# Instructions for the task
Identify and reproduce every line holding the string "Simulation".

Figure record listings

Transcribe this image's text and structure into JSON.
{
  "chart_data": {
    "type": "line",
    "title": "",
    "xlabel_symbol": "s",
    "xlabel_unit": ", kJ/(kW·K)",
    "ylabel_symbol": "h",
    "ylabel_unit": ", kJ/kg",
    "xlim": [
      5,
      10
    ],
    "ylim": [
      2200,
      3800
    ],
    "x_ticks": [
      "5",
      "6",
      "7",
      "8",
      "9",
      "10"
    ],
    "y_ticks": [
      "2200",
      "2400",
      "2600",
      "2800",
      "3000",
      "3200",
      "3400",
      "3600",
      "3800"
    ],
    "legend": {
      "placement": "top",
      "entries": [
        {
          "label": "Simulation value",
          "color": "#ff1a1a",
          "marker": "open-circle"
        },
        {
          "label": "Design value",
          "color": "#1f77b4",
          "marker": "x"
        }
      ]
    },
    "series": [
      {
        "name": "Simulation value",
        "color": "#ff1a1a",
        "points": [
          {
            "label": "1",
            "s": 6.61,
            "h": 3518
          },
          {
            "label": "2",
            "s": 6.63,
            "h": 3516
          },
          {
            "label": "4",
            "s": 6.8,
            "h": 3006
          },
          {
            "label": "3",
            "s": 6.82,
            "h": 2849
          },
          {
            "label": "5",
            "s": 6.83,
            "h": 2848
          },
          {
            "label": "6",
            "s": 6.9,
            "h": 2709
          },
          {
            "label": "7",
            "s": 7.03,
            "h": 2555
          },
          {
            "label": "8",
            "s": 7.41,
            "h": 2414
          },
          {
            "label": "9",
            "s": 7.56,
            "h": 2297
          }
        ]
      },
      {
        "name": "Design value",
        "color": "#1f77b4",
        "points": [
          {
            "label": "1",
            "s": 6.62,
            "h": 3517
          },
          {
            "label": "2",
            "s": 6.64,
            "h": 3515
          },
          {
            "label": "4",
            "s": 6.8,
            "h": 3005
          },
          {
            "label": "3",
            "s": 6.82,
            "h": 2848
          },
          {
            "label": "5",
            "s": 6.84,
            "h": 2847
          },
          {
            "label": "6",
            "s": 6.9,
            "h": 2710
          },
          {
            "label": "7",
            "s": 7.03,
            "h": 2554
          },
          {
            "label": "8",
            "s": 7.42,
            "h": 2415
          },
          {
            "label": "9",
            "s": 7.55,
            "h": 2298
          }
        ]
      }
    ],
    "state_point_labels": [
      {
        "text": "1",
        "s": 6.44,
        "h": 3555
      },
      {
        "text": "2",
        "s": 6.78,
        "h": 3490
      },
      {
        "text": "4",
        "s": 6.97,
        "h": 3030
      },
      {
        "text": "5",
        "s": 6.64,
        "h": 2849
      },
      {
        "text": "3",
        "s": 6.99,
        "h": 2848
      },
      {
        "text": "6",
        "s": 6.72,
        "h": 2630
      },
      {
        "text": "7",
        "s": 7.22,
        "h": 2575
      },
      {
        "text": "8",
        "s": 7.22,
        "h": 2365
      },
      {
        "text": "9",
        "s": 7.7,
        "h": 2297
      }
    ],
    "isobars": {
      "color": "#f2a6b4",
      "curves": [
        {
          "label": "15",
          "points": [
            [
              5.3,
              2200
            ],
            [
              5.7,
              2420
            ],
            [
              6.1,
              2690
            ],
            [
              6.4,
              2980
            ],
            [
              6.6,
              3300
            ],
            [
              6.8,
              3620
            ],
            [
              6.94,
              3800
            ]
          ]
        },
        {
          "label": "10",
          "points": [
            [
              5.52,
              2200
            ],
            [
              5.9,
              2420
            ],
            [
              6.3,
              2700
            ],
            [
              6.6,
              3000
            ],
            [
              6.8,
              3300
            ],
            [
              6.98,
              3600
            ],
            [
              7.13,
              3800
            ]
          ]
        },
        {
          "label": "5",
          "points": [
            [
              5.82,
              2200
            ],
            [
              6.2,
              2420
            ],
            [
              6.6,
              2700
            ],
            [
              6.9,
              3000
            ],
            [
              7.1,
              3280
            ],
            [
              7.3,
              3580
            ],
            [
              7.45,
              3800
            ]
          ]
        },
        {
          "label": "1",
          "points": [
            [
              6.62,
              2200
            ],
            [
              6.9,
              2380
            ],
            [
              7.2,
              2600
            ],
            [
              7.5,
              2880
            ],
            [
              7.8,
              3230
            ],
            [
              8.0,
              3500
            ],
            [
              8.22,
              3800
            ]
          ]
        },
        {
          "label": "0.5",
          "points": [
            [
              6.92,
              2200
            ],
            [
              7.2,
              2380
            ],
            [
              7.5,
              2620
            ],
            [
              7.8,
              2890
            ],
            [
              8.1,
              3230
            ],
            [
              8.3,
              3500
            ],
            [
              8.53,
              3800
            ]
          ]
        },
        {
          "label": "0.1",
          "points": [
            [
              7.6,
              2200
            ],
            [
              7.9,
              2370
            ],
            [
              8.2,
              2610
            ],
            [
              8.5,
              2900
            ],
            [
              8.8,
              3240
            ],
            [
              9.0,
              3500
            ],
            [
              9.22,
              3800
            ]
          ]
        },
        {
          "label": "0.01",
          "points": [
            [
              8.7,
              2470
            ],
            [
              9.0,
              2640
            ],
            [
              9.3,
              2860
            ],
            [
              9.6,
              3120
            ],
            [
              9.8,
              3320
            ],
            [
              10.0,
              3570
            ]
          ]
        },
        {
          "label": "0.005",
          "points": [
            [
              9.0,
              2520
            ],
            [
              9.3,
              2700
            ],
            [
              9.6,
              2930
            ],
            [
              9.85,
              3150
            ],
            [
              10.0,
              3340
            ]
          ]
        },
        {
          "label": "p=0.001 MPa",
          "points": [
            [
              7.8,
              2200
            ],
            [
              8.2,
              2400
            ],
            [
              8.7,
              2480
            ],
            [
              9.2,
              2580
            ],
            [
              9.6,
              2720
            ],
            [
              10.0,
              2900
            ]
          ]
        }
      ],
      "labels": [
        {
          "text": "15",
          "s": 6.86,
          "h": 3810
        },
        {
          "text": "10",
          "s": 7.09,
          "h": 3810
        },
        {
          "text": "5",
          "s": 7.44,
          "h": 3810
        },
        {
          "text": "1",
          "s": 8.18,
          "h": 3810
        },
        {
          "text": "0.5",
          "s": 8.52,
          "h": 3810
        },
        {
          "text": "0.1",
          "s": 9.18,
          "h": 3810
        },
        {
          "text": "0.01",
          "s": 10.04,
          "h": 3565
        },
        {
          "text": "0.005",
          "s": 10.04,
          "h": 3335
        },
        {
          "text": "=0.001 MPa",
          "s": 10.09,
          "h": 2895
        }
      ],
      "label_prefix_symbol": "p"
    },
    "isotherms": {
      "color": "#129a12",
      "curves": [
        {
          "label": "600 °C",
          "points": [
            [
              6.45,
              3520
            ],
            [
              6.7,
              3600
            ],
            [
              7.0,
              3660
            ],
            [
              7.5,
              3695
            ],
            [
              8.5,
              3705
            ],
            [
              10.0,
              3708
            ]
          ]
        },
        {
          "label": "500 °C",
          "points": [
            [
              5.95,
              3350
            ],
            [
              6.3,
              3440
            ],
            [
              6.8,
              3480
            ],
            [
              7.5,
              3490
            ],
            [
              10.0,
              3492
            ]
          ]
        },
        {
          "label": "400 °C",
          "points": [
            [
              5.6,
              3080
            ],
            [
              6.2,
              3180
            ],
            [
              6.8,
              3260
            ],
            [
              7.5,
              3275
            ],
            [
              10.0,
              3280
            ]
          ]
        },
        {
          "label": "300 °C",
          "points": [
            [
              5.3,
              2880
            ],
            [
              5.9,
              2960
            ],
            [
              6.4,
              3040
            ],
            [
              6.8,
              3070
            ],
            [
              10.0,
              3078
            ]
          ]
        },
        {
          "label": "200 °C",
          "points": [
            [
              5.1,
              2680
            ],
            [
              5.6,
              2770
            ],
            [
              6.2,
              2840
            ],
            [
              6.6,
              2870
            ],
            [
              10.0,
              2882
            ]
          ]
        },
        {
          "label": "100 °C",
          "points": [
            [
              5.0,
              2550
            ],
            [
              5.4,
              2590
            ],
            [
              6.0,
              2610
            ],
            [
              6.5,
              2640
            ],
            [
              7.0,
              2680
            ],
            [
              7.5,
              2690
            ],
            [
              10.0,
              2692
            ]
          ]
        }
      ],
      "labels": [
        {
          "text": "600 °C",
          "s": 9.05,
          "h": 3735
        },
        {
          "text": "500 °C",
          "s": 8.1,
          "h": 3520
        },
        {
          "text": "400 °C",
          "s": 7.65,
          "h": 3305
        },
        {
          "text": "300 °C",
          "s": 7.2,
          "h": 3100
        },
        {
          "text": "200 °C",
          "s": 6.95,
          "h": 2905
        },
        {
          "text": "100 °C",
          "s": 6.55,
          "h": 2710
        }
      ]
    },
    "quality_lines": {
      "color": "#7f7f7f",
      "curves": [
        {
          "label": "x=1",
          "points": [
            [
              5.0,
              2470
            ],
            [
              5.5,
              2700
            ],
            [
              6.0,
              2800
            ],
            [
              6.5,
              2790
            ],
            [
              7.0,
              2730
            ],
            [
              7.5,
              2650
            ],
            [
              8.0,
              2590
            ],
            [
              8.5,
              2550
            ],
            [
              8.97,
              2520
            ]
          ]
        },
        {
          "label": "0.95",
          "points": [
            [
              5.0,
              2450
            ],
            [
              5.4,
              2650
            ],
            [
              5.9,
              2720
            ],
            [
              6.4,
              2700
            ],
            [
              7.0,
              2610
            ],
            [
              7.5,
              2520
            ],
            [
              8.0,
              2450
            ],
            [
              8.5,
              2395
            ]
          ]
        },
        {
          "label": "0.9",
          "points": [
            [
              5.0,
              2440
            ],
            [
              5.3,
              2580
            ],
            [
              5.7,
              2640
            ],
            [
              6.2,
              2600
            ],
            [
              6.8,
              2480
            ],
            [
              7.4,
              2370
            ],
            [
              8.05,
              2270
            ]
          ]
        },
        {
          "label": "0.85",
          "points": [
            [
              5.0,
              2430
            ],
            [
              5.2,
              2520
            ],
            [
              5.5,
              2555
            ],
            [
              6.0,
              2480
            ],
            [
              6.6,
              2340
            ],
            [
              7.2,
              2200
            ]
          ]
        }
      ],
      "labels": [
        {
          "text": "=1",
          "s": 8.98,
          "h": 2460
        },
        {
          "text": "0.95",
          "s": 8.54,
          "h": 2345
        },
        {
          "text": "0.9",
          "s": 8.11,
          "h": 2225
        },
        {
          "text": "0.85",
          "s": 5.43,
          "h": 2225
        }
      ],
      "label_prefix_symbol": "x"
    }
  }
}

# Result below
          "label": "Simulation value",
        "name": "Simulation value",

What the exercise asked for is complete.